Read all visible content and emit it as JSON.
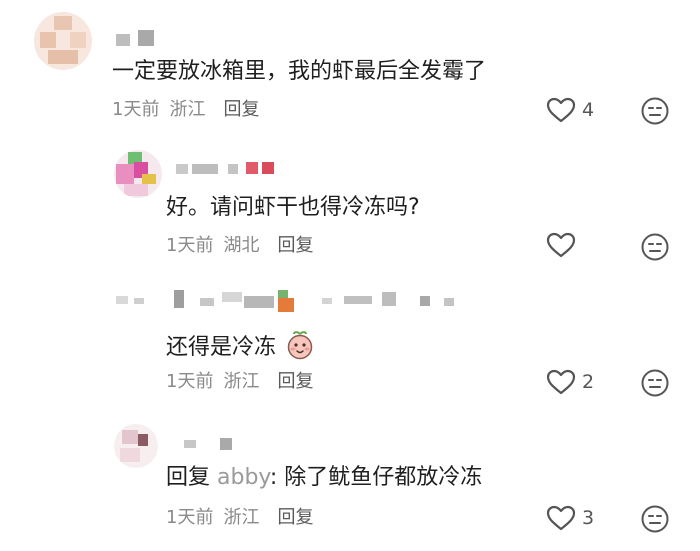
{
  "comments": [
    {
      "text": "一定要放冰箱里，我的虾最后全发霉了",
      "time": "1天前",
      "location": "浙江",
      "reply_label": "回复",
      "likes": "4"
    },
    {
      "text": "好。请问虾干也得冷冻吗?",
      "time": "1天前",
      "location": "湖北",
      "reply_label": "回复",
      "likes": ""
    },
    {
      "text": "还得是冷冻",
      "time": "1天前",
      "location": "浙江",
      "reply_label": "回复",
      "likes": "2"
    },
    {
      "text_prefix": "回复",
      "mention": "abby",
      "text_suffix": ": 除了鱿鱼仔都放冷冻",
      "time": "1天前",
      "location": "浙江",
      "reply_label": "回复",
      "likes": "3"
    }
  ],
  "icons": {
    "like": "heart-outline-icon",
    "reaction": "neutral-face-icon",
    "emoji": "peach-face-emoji"
  },
  "colors": {
    "text": "#1f1f1f",
    "meta": "#8a8a8a",
    "icon": "#555555"
  }
}
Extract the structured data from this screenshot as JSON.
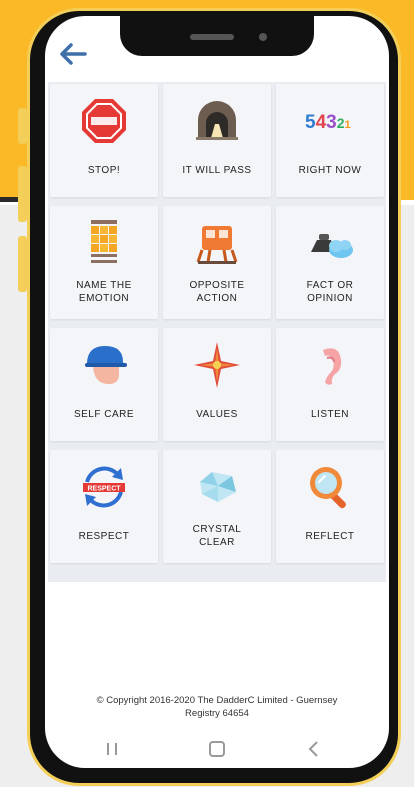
{
  "colors": {
    "brand_yellow": "#fbb928",
    "back_arrow": "#3f6fa8",
    "tile_bg": "#f4f5f8"
  },
  "header": {
    "back_icon": "back-arrow-icon"
  },
  "tiles": [
    {
      "label": "STOP!",
      "icon": "stop-sign-icon"
    },
    {
      "label": "IT WILL PASS",
      "icon": "tunnel-icon"
    },
    {
      "label": "RIGHT NOW",
      "icon": "countdown-numbers-icon",
      "number_text": "54321"
    },
    {
      "label": "NAME THE\nEMOTION",
      "icon": "emotion-grid-icon"
    },
    {
      "label": "OPPOSITE\nACTION",
      "icon": "opposite-action-icon"
    },
    {
      "label": "FACT OR\nOPINION",
      "icon": "fact-opinion-icon"
    },
    {
      "label": "SELF CARE",
      "icon": "self-care-helmet-icon"
    },
    {
      "label": "VALUES",
      "icon": "compass-rose-icon"
    },
    {
      "label": "LISTEN",
      "icon": "ear-icon"
    },
    {
      "label": "RESPECT",
      "icon": "respect-arrows-icon",
      "badge_text": "RESPECT"
    },
    {
      "label": "CRYSTAL\nCLEAR",
      "icon": "crystal-icon"
    },
    {
      "label": "REFLECT",
      "icon": "hand-mirror-icon"
    }
  ],
  "footer": {
    "copyright": "© Copyright 2016-2020 The DadderC Limited - Guernsey\nRegistry 64654"
  },
  "nav_bar": {
    "recents": "recents-icon",
    "home": "home-icon",
    "back": "nav-back-icon"
  }
}
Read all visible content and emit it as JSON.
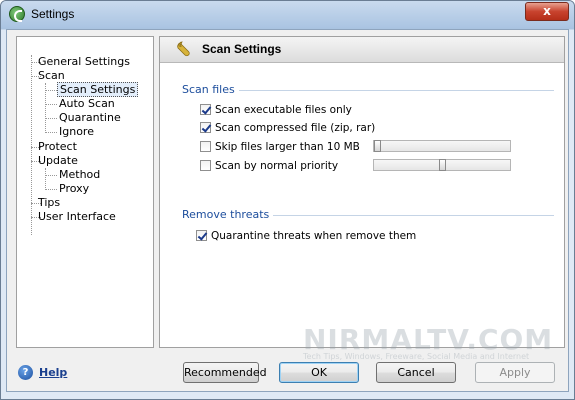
{
  "window": {
    "title": "Settings",
    "close_label": "x"
  },
  "tree": {
    "items": [
      {
        "label": "General Settings"
      },
      {
        "label": "Scan"
      },
      {
        "label": "Scan Settings"
      },
      {
        "label": "Auto Scan"
      },
      {
        "label": "Quarantine"
      },
      {
        "label": "Ignore"
      },
      {
        "label": "Protect"
      },
      {
        "label": "Update"
      },
      {
        "label": "Method"
      },
      {
        "label": "Proxy"
      },
      {
        "label": "Tips"
      },
      {
        "label": "User Interface"
      }
    ],
    "expander": {
      "scan": "−",
      "update": "−"
    }
  },
  "panel": {
    "title": "Scan Settings",
    "icon": "wrench-icon",
    "groups": {
      "scan_files": {
        "label": "Scan files",
        "options": [
          {
            "label": "Scan executable files only",
            "checked": true
          },
          {
            "label": "Scan compressed file (zip, rar)",
            "checked": true
          },
          {
            "label": "Skip files larger than 10 MB",
            "checked": false,
            "slider_level": 0
          },
          {
            "label": "Scan by normal priority",
            "checked": false,
            "slider_level": 0.5
          }
        ]
      },
      "remove_threats": {
        "label": "Remove threats",
        "options": [
          {
            "label": "Quarantine threats when remove them",
            "checked": true
          }
        ]
      }
    }
  },
  "footer": {
    "help_label": "Help",
    "buttons": {
      "recommended": "Recommended",
      "ok": "OK",
      "cancel": "Cancel",
      "apply": "Apply"
    }
  },
  "watermark": {
    "brand": "NIRMALTV.COM",
    "tagline": "Tech Tips, Windows, Freeware, Social Media and Internet"
  }
}
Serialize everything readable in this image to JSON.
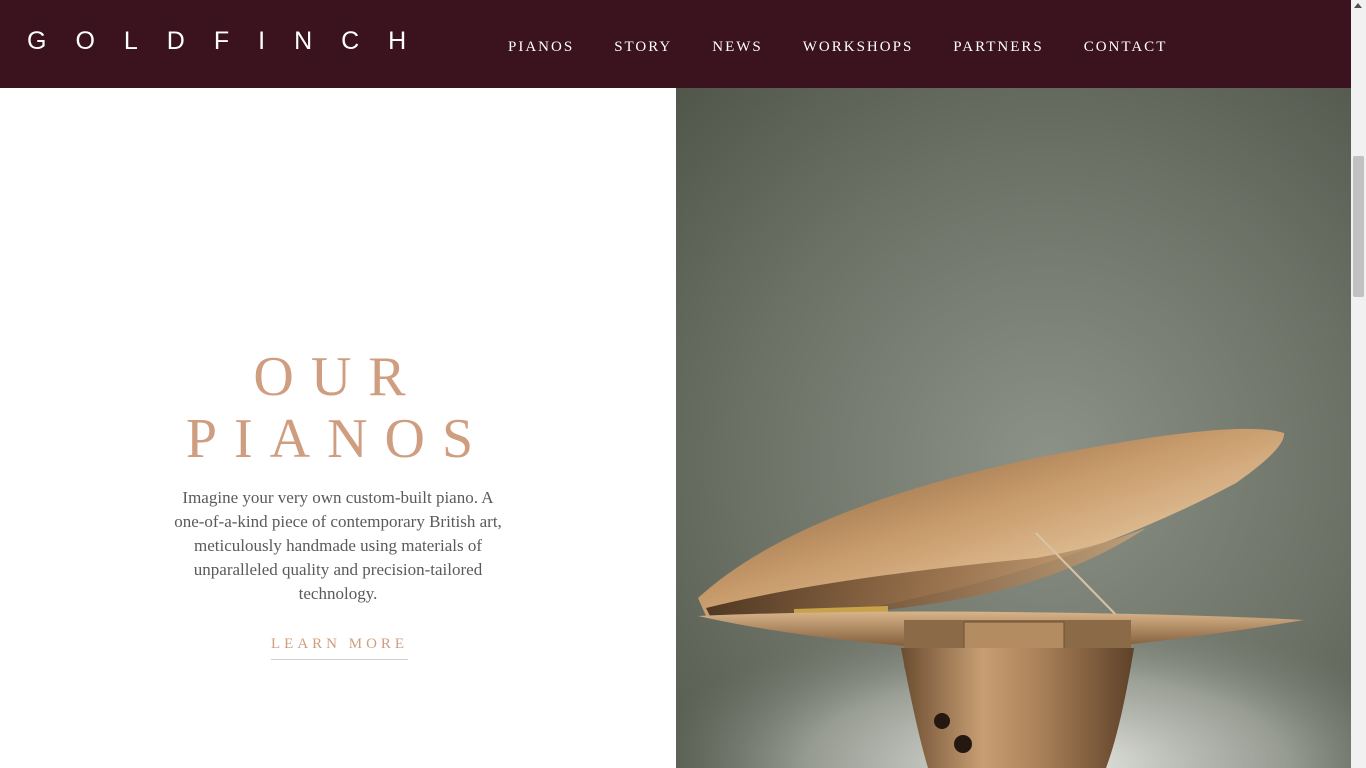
{
  "brand": {
    "logo_text": "GOLDFINCH"
  },
  "nav": {
    "items": [
      {
        "label": "PIANOS"
      },
      {
        "label": "STORY"
      },
      {
        "label": "NEWS"
      },
      {
        "label": "WORKSHOPS"
      },
      {
        "label": "PARTNERS"
      },
      {
        "label": "CONTACT"
      }
    ]
  },
  "hero": {
    "title_line1": "OUR",
    "title_line2": "PIANOS",
    "description": "Imagine your very own custom-built piano. A one-of-a-kind piece of contemporary British art, meticulously handmade using materials of unparalleled quality and precision-tailored technology.",
    "cta_label": "LEARN MORE",
    "image_subject": "bronze grand piano with open lid"
  },
  "colors": {
    "header_bg": "#3a131e",
    "accent": "#cf9e80",
    "body_text": "#5a5a5a"
  }
}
=====
SHORT EXERCISE » Set down the material above as is, without any pictures.

SOLVED EXERCISE »
Read all visible content and emit it as JSON.
{
  "comments": [
    {
      "text": "一定要放冰箱里，我的虾最后全发霉了",
      "time": "1天前",
      "location": "浙江",
      "reply_label": "回复",
      "likes": "4"
    },
    {
      "text": "好。请问虾干也得冷冻吗?",
      "time": "1天前",
      "location": "湖北",
      "reply_label": "回复",
      "likes": ""
    },
    {
      "text": "还得是冷冻",
      "time": "1天前",
      "location": "浙江",
      "reply_label": "回复",
      "likes": "2"
    },
    {
      "text_prefix": "回复",
      "mention": "abby",
      "text_suffix": ": 除了鱿鱼仔都放冷冻",
      "time": "1天前",
      "location": "浙江",
      "reply_label": "回复",
      "likes": "3"
    }
  ],
  "icons": {
    "like": "heart-outline-icon",
    "reaction": "neutral-face-icon",
    "emoji": "peach-face-emoji"
  },
  "colors": {
    "text": "#1f1f1f",
    "meta": "#8a8a8a",
    "icon": "#555555"
  }
}
Extract the structured data from this screenshot as JSON.
{
  "colors": {
    "brand_yellow": "#fbb928",
    "back_arrow": "#3f6fa8",
    "tile_bg": "#f4f5f8"
  },
  "header": {
    "back_icon": "back-arrow-icon"
  },
  "tiles": [
    {
      "label": "STOP!",
      "icon": "stop-sign-icon"
    },
    {
      "label": "IT WILL PASS",
      "icon": "tunnel-icon"
    },
    {
      "label": "RIGHT NOW",
      "icon": "countdown-numbers-icon",
      "number_text": "54321"
    },
    {
      "label": "NAME THE\nEMOTION",
      "icon": "emotion-grid-icon"
    },
    {
      "label": "OPPOSITE\nACTION",
      "icon": "opposite-action-icon"
    },
    {
      "label": "FACT OR\nOPINION",
      "icon": "fact-opinion-icon"
    },
    {
      "label": "SELF CARE",
      "icon": "self-care-helmet-icon"
    },
    {
      "label": "VALUES",
      "icon": "compass-rose-icon"
    },
    {
      "label": "LISTEN",
      "icon": "ear-icon"
    },
    {
      "label": "RESPECT",
      "icon": "respect-arrows-icon",
      "badge_text": "RESPECT"
    },
    {
      "label": "CRYSTAL\nCLEAR",
      "icon": "crystal-icon"
    },
    {
      "label": "REFLECT",
      "icon": "hand-mirror-icon"
    }
  ],
  "footer": {
    "copyright": "© Copyright 2016-2020 The DadderC Limited - Guernsey\nRegistry 64654"
  },
  "nav_bar": {
    "recents": "recents-icon",
    "home": "home-icon",
    "back": "nav-back-icon"
  }
}
Read all visible content and emit it as JSON.
{
  "window": {
    "title": "Settings",
    "close_label": "x"
  },
  "tree": {
    "items": [
      {
        "label": "General Settings"
      },
      {
        "label": "Scan"
      },
      {
        "label": "Scan Settings"
      },
      {
        "label": "Auto Scan"
      },
      {
        "label": "Quarantine"
      },
      {
        "label": "Ignore"
      },
      {
        "label": "Protect"
      },
      {
        "label": "Update"
      },
      {
        "label": "Method"
      },
      {
        "label": "Proxy"
      },
      {
        "label": "Tips"
      },
      {
        "label": "User Interface"
      }
    ],
    "expander": {
      "scan": "−",
      "update": "−"
    }
  },
  "panel": {
    "title": "Scan Settings",
    "icon": "wrench-icon",
    "groups": {
      "scan_files": {
        "label": "Scan files",
        "options": [
          {
            "label": "Scan executable files only",
            "checked": true
          },
          {
            "label": "Scan compressed file (zip, rar)",
            "checked": true
          },
          {
            "label": "Skip files larger than 10 MB",
            "checked": false,
            "slider_level": 0
          },
          {
            "label": "Scan by normal priority",
            "checked": false,
            "slider_level": 0.5
          }
        ]
      },
      "remove_threats": {
        "label": "Remove threats",
        "options": [
          {
            "label": "Quarantine threats when remove them",
            "checked": true
          }
        ]
      }
    }
  },
  "footer": {
    "help_label": "Help",
    "buttons": {
      "recommended": "Recommended",
      "ok": "OK",
      "cancel": "Cancel",
      "apply": "Apply"
    }
  },
  "watermark": {
    "brand": "NIRMALTV.COM",
    "tagline": "Tech Tips, Windows, Freeware, Social Media and Internet"
  }
}
Serialize everything readable in this image to JSON.
{
  "brand": {
    "logo_text": "GOLDFINCH"
  },
  "nav": {
    "items": [
      {
        "label": "PIANOS"
      },
      {
        "label": "STORY"
      },
      {
        "label": "NEWS"
      },
      {
        "label": "WORKSHOPS"
      },
      {
        "label": "PARTNERS"
      },
      {
        "label": "CONTACT"
      }
    ]
  },
  "hero": {
    "title_line1": "OUR",
    "title_line2": "PIANOS",
    "description": "Imagine your very own custom-built piano. A one-of-a-kind piece of contemporary British art, meticulously handmade using materials of unparalleled quality and precision-tailored technology.",
    "cta_label": "LEARN MORE",
    "image_subject": "bronze grand piano with open lid"
  },
  "colors": {
    "header_bg": "#3a131e",
    "accent": "#cf9e80",
    "body_text": "#5a5a5a"
  }
}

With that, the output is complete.